WRITTEN EXERCISE: What follows is a listing. Return every line of it exactly.

A block of data:
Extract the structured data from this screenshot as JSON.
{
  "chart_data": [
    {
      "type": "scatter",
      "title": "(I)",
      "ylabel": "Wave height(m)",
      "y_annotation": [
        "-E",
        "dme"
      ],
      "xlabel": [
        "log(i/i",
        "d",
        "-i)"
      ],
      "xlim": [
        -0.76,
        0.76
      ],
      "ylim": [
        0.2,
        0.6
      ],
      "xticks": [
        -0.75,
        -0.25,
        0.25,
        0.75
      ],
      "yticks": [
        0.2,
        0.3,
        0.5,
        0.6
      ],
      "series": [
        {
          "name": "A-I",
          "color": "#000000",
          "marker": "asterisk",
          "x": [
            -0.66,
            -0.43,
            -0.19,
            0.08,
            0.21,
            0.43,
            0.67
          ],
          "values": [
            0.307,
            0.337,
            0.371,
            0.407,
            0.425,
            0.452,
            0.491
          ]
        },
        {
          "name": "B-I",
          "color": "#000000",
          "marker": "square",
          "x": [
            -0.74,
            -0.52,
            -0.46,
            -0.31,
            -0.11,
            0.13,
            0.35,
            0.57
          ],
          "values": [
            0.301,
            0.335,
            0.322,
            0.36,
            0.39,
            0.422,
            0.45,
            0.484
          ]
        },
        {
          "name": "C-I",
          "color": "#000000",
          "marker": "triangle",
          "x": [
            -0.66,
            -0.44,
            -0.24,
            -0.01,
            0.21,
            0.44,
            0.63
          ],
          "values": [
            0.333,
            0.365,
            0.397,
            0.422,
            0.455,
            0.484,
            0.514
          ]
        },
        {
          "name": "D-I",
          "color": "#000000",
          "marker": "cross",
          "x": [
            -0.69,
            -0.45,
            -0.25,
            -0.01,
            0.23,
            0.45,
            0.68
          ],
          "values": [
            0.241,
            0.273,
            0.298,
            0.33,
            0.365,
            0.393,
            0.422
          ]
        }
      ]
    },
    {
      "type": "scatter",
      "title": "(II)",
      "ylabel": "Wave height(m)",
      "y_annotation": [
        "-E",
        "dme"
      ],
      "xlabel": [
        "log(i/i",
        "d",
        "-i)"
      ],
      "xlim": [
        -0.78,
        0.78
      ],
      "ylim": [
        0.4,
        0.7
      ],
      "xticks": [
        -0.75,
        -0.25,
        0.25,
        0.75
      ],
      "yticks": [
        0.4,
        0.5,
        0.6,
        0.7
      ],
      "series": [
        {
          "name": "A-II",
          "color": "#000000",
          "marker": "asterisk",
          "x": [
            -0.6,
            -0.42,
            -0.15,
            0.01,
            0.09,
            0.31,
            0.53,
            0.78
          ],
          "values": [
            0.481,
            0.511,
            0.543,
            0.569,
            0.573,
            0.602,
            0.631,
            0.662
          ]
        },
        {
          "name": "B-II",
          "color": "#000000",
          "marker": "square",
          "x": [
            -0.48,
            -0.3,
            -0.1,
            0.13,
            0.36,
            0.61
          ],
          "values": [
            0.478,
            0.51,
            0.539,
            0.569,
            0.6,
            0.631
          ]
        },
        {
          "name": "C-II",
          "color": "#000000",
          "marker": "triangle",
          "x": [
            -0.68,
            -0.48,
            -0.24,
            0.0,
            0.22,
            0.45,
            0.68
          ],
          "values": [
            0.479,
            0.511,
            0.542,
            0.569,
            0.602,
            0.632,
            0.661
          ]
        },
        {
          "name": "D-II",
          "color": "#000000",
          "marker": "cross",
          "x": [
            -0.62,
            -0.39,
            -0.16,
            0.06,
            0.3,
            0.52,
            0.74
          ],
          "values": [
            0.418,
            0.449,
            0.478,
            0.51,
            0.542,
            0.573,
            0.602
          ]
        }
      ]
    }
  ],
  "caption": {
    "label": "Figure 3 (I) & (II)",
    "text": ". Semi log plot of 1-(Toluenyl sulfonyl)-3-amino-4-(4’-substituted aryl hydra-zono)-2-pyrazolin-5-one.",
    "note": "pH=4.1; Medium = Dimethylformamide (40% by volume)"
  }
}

EXERCISE OUTPUT:
Extract the structured data from this screenshot as JSON.
{
  "chart_data": [
    {
      "type": "scatter",
      "title": "(I)",
      "ylabel": "Wave height(m)",
      "y_annotation": [
        "-E",
        "dme"
      ],
      "xlabel": [
        "log(i/i",
        "d",
        "-i)"
      ],
      "xlim": [
        -0.76,
        0.76
      ],
      "ylim": [
        0.2,
        0.6
      ],
      "xticks": [
        -0.75,
        -0.25,
        0.25,
        0.75
      ],
      "yticks": [
        0.2,
        0.3,
        0.5,
        0.6
      ],
      "series": [
        {
          "name": "A-I",
          "color": "#000000",
          "marker": "asterisk",
          "x": [
            -0.66,
            -0.43,
            -0.19,
            0.08,
            0.21,
            0.43,
            0.67
          ],
          "values": [
            0.307,
            0.337,
            0.371,
            0.407,
            0.425,
            0.452,
            0.491
          ]
        },
        {
          "name": "B-I",
          "color": "#000000",
          "marker": "square",
          "x": [
            -0.74,
            -0.52,
            -0.46,
            -0.31,
            -0.11,
            0.13,
            0.35,
            0.57
          ],
          "values": [
            0.301,
            0.335,
            0.322,
            0.36,
            0.39,
            0.422,
            0.45,
            0.484
          ]
        },
        {
          "name": "C-I",
          "color": "#000000",
          "marker": "triangle",
          "x": [
            -0.66,
            -0.44,
            -0.24,
            -0.01,
            0.21,
            0.44,
            0.63
          ],
          "values": [
            0.333,
            0.365,
            0.397,
            0.422,
            0.455,
            0.484,
            0.514
          ]
        },
        {
          "name": "D-I",
          "color": "#000000",
          "marker": "cross",
          "x": [
            -0.69,
            -0.45,
            -0.25,
            -0.01,
            0.23,
            0.45,
            0.68
          ],
          "values": [
            0.241,
            0.273,
            0.298,
            0.33,
            0.365,
            0.393,
            0.422
          ]
        }
      ]
    },
    {
      "type": "scatter",
      "title": "(II)",
      "ylabel": "Wave height(m)",
      "y_annotation": [
        "-E",
        "dme"
      ],
      "xlabel": [
        "log(i/i",
        "d",
        "-i)"
      ],
      "xlim": [
        -0.78,
        0.78
      ],
      "ylim": [
        0.4,
        0.7
      ],
      "xticks": [
        -0.75,
        -0.25,
        0.25,
        0.75
      ],
      "yticks": [
        0.4,
        0.5,
        0.6,
        0.7
      ],
      "series": [
        {
          "name": "A-II",
          "color": "#000000",
          "marker": "asterisk",
          "x": [
            -0.6,
            -0.42,
            -0.15,
            0.01,
            0.09,
            0.31,
            0.53,
            0.78
          ],
          "values": [
            0.481,
            0.511,
            0.543,
            0.569,
            0.573,
            0.602,
            0.631,
            0.662
          ]
        },
        {
          "name": "B-II",
          "color": "#000000",
          "marker": "square",
          "x": [
            -0.48,
            -0.3,
            -0.1,
            0.13,
            0.36,
            0.61
          ],
          "values": [
            0.478,
            0.51,
            0.539,
            0.569,
            0.6,
            0.631
          ]
        },
        {
          "name": "C-II",
          "color": "#000000",
          "marker": "triangle",
          "x": [
            -0.68,
            -0.48,
            -0.24,
            0.0,
            0.22,
            0.45,
            0.68
          ],
          "values": [
            0.479,
            0.511,
            0.542,
            0.569,
            0.602,
            0.632,
            0.661
          ]
        },
        {
          "name": "D-II",
          "color": "#000000",
          "marker": "cross",
          "x": [
            -0.62,
            -0.39,
            -0.16,
            0.06,
            0.3,
            0.52,
            0.74
          ],
          "values": [
            0.418,
            0.449,
            0.478,
            0.51,
            0.542,
            0.573,
            0.602
          ]
        }
      ]
    }
  ],
  "caption": {
    "label": "Figure 3 (I) & (II)",
    "text": ". Semi log plot of 1-(Toluenyl sulfonyl)-3-amino-4-(4’-substituted aryl hydra-zono)-2-pyrazolin-5-one.",
    "note": "pH=4.1; Medium = Dimethylformamide (40% by volume)"
  }
}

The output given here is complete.